● **Exercise inputs**:
========

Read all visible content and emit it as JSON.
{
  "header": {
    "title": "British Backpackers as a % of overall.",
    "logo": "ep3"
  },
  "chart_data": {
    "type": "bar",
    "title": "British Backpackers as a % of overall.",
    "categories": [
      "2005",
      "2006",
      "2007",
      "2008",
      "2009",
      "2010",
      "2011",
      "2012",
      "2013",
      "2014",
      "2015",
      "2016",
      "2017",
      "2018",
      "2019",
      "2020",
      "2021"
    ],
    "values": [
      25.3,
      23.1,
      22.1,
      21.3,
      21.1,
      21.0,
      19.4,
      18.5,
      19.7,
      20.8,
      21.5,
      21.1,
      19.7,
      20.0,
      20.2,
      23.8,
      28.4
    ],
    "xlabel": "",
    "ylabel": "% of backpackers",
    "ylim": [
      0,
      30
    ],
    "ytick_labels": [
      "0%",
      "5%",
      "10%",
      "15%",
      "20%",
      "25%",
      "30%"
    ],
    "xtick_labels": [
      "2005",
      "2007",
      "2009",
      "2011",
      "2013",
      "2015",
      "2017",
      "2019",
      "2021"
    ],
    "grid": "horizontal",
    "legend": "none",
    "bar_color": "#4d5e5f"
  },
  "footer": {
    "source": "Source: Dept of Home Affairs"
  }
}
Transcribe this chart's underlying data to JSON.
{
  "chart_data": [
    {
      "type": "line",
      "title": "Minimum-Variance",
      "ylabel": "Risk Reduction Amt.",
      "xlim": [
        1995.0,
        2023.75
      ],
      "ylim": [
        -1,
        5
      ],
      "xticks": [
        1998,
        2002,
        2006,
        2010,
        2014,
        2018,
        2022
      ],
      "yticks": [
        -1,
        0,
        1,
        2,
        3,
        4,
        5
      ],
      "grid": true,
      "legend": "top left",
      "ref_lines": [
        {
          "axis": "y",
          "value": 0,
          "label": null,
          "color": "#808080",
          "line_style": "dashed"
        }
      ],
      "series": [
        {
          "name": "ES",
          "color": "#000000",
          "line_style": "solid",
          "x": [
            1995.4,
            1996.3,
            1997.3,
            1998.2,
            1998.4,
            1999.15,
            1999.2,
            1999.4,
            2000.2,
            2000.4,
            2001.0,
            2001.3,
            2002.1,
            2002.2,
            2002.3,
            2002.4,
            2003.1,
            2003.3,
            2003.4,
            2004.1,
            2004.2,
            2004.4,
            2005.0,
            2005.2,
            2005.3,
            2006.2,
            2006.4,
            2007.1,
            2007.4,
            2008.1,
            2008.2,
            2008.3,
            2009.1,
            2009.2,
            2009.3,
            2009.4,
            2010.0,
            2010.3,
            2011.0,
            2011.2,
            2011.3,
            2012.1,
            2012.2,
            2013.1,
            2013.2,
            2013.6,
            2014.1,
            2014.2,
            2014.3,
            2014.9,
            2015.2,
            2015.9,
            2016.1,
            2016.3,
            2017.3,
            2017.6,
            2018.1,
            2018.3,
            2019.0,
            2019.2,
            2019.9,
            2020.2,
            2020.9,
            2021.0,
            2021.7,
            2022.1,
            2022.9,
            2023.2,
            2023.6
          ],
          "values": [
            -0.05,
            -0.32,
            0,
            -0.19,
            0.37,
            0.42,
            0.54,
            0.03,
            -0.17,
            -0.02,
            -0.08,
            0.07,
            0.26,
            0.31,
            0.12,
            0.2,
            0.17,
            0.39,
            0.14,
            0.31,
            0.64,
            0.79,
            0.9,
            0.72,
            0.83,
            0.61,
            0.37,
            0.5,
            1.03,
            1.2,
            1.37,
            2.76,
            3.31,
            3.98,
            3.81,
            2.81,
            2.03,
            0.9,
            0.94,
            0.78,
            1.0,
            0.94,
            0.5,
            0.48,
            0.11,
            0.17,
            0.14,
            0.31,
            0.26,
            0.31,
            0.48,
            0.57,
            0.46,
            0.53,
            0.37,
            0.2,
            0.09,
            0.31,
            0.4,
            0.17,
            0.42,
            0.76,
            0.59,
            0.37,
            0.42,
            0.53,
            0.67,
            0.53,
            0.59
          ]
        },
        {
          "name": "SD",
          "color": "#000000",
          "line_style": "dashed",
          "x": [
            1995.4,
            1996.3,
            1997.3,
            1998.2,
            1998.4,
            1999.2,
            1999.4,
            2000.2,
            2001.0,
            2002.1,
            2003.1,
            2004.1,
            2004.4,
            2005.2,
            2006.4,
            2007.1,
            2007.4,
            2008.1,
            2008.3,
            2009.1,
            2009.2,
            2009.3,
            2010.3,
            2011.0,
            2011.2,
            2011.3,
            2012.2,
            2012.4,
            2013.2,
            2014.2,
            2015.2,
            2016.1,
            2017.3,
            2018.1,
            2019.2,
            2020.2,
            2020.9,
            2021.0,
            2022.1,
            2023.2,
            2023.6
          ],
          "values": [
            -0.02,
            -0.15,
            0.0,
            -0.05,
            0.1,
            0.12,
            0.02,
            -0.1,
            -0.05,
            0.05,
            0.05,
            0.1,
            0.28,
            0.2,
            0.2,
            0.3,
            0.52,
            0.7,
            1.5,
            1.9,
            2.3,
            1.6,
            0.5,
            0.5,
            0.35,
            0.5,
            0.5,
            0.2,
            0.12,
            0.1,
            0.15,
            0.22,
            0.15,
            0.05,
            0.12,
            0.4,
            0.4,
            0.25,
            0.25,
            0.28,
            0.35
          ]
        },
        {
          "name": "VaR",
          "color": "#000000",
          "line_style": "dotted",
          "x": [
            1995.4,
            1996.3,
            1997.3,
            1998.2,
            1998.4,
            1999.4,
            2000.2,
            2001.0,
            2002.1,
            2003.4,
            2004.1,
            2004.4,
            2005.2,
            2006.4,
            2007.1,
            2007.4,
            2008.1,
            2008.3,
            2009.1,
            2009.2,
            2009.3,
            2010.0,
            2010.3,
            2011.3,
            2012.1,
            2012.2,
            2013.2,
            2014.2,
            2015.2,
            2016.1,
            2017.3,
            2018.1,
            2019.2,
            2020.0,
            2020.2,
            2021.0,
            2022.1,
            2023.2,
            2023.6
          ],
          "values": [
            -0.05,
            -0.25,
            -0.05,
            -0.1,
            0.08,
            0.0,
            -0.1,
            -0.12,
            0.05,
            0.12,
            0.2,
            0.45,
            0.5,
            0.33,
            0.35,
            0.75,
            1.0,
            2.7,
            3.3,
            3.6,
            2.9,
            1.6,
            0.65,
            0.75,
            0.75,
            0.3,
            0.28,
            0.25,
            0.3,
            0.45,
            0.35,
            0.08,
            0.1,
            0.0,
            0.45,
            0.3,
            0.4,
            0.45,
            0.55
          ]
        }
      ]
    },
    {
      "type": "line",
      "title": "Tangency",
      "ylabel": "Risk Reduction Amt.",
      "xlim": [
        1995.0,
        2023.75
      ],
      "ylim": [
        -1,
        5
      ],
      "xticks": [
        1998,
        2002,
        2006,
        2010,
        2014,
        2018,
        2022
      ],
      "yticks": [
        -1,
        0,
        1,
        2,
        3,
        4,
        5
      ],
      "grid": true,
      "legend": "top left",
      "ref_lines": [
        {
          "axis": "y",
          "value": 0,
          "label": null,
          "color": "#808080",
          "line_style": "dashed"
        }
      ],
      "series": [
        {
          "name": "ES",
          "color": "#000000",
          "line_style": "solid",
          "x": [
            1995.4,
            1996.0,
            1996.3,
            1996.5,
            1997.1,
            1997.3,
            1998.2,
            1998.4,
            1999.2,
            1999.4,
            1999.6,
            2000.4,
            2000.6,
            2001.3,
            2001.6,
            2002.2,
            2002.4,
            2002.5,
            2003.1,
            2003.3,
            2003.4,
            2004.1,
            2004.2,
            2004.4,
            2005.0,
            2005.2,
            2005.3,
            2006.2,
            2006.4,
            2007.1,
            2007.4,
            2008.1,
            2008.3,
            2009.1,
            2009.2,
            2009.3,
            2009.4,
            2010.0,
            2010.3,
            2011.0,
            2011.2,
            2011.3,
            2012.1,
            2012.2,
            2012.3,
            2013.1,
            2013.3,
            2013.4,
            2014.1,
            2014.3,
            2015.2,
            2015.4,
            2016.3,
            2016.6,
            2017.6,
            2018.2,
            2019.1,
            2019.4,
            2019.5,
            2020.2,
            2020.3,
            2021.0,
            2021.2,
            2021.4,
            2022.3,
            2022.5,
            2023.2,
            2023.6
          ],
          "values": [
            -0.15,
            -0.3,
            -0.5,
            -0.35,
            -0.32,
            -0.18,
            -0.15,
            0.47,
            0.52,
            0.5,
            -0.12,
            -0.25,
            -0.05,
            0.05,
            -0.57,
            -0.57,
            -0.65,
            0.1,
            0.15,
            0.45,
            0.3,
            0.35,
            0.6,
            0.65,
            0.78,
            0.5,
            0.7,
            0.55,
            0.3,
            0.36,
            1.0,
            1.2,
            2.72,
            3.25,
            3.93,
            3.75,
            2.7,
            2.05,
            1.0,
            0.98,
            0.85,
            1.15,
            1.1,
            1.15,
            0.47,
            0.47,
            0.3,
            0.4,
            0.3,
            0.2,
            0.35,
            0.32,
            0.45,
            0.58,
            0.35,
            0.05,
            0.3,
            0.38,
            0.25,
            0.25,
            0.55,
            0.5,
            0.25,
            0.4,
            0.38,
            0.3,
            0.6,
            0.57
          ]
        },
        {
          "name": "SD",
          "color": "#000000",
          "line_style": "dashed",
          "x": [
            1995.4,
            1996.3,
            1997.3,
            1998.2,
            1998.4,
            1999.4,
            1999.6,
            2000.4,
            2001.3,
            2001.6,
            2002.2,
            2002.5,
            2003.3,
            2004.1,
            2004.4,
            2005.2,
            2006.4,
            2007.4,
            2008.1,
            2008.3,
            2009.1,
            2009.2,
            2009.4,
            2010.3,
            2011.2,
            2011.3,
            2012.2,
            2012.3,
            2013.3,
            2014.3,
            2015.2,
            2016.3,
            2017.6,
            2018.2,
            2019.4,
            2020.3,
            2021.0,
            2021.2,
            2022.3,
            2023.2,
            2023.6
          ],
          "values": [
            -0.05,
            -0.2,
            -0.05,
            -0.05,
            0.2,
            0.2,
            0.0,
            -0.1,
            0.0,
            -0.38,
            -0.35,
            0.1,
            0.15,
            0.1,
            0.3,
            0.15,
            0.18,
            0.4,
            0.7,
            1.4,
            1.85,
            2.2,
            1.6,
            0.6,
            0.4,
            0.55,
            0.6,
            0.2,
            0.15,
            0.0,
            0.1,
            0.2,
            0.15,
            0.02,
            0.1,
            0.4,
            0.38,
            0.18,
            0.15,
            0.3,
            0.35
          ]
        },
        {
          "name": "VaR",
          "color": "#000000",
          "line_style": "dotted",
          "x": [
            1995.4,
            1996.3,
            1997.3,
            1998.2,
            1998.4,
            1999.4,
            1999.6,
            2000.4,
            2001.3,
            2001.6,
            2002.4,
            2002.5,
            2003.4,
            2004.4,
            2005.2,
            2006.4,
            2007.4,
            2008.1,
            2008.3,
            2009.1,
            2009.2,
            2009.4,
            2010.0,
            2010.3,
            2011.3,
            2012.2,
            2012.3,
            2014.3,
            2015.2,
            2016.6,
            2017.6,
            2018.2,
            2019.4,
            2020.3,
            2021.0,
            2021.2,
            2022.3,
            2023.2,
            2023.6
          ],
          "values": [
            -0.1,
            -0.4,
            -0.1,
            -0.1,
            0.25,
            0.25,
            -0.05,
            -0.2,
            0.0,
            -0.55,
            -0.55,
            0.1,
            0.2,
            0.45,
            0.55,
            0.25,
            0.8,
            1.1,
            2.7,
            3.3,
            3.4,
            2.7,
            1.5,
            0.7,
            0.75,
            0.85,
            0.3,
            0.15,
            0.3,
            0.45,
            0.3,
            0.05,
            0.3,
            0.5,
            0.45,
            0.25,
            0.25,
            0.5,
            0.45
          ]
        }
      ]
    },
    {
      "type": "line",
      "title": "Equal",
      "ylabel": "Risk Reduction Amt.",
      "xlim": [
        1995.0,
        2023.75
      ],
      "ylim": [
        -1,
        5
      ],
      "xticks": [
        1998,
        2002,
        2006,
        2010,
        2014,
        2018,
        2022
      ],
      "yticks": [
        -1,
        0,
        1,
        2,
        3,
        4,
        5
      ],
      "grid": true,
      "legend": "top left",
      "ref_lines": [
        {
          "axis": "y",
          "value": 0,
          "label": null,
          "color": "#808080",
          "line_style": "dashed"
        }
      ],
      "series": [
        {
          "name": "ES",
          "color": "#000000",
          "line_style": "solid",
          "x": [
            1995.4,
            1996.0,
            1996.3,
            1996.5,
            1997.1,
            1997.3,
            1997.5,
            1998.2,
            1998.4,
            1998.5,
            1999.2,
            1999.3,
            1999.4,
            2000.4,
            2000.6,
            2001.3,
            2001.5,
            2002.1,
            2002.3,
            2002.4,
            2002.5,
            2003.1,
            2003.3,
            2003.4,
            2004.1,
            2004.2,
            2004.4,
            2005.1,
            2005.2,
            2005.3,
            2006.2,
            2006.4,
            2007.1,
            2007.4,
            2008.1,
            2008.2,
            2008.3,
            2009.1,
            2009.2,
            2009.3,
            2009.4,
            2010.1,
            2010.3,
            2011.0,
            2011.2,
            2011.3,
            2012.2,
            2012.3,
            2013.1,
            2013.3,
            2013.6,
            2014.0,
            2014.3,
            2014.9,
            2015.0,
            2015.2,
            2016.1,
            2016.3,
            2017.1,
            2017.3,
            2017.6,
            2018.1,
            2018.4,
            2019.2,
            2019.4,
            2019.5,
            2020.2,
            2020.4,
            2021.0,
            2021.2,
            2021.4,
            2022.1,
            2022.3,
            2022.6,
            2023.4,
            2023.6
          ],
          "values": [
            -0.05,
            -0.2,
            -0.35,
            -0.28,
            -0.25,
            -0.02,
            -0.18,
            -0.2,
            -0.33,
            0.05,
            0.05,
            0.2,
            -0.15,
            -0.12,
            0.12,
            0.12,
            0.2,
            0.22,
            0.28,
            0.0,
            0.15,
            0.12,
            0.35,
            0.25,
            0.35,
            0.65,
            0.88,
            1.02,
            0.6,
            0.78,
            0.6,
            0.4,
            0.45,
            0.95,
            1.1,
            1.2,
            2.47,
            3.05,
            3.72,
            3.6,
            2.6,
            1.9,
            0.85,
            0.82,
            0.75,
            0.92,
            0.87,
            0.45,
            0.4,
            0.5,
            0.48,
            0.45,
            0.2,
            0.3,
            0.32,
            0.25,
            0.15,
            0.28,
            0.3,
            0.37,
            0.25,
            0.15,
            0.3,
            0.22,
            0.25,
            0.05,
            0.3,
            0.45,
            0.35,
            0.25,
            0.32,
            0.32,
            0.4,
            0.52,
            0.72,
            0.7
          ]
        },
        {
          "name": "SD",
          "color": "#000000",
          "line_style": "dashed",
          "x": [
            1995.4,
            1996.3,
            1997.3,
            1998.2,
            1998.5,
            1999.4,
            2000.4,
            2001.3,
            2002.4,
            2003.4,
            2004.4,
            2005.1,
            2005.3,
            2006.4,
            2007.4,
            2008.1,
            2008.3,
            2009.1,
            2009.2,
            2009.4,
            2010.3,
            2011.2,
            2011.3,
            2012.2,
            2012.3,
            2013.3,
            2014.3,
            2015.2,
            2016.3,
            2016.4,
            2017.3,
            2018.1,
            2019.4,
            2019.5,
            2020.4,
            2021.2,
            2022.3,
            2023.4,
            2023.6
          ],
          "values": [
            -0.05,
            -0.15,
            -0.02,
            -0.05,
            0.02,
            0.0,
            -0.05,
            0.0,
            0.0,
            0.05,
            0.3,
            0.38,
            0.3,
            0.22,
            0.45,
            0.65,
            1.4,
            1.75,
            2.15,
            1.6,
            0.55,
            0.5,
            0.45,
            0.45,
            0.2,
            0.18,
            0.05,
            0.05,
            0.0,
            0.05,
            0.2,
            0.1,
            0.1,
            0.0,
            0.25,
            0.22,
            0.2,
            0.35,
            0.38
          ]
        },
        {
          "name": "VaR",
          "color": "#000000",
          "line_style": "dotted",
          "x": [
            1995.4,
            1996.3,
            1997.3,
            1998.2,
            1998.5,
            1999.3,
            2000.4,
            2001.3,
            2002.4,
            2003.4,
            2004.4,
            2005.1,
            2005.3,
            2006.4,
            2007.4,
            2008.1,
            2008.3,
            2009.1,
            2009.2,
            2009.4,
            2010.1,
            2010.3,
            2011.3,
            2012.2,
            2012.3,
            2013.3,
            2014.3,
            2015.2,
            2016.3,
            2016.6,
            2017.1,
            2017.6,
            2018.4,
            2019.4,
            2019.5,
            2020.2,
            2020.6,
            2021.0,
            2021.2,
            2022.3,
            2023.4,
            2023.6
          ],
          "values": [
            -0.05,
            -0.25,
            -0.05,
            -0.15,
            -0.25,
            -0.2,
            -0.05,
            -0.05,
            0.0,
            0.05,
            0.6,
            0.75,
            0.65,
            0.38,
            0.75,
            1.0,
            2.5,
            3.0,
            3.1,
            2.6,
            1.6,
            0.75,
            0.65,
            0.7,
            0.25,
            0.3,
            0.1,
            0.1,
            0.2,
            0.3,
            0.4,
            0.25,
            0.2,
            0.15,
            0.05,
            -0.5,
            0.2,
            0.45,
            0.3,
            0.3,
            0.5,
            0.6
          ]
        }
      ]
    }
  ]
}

========

● **Given instruction**: Search the lines for the string "title" and copy every line that has it.

● **Result**:
    "title": "British Backpackers as a % of overall.",
    "title": "British Backpackers as a % of overall.",
      "title": "Minimum-Variance",
      "title": "Tangency",
      "title": "Equal",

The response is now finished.